*Given problem*. Pick out every line in the data below that holds "adsorption".

*Provided records*.
■ ■ ■
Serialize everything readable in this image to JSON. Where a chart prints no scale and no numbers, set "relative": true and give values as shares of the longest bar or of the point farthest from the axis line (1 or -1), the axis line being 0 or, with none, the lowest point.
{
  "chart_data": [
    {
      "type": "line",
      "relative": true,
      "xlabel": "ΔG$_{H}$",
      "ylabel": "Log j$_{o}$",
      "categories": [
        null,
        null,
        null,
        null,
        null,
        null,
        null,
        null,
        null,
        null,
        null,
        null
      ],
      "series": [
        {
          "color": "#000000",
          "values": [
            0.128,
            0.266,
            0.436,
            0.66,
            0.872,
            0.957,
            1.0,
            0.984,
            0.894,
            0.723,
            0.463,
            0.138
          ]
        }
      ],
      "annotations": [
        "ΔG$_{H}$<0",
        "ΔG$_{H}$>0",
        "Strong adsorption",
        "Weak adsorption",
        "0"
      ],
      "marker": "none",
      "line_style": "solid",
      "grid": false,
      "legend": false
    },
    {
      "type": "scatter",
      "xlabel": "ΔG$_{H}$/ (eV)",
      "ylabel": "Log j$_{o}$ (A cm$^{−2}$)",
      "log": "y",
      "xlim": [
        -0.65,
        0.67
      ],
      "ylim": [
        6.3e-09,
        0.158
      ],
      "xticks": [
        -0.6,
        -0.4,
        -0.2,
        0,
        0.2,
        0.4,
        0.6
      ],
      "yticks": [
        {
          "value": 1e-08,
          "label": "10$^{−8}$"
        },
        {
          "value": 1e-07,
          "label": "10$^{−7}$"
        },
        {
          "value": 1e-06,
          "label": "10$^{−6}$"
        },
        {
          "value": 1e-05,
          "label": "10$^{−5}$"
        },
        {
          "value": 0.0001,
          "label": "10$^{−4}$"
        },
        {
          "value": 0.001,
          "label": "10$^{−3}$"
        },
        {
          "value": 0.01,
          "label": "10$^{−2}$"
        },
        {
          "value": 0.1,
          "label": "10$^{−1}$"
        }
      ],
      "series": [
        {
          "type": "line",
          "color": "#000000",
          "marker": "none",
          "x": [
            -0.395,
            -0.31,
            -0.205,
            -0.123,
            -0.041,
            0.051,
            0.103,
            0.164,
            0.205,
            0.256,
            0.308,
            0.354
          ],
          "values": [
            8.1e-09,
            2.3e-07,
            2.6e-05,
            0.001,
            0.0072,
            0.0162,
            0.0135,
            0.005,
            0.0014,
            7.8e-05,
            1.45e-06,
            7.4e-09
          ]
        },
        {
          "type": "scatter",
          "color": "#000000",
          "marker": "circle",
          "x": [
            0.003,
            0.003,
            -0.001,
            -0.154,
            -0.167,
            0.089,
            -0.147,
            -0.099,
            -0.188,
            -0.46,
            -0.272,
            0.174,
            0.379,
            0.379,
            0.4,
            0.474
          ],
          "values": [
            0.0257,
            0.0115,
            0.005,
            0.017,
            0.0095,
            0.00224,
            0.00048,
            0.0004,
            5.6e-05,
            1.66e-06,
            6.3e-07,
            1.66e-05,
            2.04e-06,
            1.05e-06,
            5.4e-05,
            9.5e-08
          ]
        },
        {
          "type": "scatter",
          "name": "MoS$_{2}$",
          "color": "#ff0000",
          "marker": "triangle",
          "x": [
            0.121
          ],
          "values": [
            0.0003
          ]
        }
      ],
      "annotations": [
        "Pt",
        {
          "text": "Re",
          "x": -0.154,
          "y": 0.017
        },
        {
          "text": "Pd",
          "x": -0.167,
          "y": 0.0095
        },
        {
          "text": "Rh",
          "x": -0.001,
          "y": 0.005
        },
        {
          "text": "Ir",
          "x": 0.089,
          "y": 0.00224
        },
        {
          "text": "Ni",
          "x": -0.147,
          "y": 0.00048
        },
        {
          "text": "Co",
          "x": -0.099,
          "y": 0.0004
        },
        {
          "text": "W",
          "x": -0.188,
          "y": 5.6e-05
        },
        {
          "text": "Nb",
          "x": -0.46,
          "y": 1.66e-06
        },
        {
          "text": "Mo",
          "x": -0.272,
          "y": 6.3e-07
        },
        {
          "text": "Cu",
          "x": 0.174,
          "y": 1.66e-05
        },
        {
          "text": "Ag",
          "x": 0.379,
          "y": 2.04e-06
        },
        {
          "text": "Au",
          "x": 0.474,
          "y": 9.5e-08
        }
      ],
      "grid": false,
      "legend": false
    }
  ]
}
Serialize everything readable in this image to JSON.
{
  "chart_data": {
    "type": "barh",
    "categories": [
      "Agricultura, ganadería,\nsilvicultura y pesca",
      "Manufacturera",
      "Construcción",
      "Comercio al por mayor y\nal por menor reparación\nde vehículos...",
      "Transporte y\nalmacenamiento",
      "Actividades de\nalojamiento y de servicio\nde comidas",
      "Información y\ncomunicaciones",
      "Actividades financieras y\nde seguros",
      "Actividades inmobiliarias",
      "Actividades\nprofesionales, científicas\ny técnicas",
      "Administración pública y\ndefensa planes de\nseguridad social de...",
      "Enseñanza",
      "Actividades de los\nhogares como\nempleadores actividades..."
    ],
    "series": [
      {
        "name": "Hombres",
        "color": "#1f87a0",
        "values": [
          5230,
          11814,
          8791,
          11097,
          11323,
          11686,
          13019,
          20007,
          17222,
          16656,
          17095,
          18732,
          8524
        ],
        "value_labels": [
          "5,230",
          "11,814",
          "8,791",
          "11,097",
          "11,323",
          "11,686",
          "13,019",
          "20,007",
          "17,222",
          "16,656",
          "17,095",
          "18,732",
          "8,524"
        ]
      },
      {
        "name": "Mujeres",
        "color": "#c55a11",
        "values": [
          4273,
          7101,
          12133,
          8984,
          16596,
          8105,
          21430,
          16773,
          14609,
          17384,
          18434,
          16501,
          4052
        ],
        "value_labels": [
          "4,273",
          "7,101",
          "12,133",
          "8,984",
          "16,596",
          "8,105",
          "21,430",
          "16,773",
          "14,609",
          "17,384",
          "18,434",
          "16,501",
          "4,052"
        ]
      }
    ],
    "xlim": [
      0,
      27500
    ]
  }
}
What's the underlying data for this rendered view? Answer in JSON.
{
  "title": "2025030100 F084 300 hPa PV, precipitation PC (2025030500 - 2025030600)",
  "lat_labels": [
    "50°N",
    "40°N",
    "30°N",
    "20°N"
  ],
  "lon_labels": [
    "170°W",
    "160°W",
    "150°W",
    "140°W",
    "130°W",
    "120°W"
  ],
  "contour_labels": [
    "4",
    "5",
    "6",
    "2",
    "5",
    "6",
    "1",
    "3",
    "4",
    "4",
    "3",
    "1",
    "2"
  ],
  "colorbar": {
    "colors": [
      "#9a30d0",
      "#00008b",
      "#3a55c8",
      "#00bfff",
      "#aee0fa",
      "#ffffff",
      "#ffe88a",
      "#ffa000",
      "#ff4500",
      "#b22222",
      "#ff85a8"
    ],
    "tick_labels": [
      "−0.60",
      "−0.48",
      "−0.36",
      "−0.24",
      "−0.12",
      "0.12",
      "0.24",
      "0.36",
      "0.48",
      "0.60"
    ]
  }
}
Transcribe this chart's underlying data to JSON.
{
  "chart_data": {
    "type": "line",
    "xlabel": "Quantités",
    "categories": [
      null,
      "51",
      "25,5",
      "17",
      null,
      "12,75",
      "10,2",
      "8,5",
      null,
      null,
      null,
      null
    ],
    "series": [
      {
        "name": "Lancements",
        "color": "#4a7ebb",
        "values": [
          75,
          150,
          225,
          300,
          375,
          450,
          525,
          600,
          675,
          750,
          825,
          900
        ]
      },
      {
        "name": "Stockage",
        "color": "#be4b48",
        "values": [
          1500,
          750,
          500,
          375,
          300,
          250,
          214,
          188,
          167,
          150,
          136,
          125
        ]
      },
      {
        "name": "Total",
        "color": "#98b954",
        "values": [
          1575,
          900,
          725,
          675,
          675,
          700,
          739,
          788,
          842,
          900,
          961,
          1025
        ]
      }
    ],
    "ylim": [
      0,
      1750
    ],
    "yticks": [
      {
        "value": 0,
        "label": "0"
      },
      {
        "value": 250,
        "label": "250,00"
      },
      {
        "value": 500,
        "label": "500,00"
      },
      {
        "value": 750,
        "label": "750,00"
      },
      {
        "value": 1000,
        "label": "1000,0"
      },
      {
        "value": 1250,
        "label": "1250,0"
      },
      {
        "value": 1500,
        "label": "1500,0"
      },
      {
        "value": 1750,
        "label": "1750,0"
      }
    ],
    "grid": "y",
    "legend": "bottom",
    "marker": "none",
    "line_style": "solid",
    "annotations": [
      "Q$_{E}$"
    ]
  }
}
■ ■ ■
*Problem solution*.
        "Strong adsorption",
        "Weak adsorption",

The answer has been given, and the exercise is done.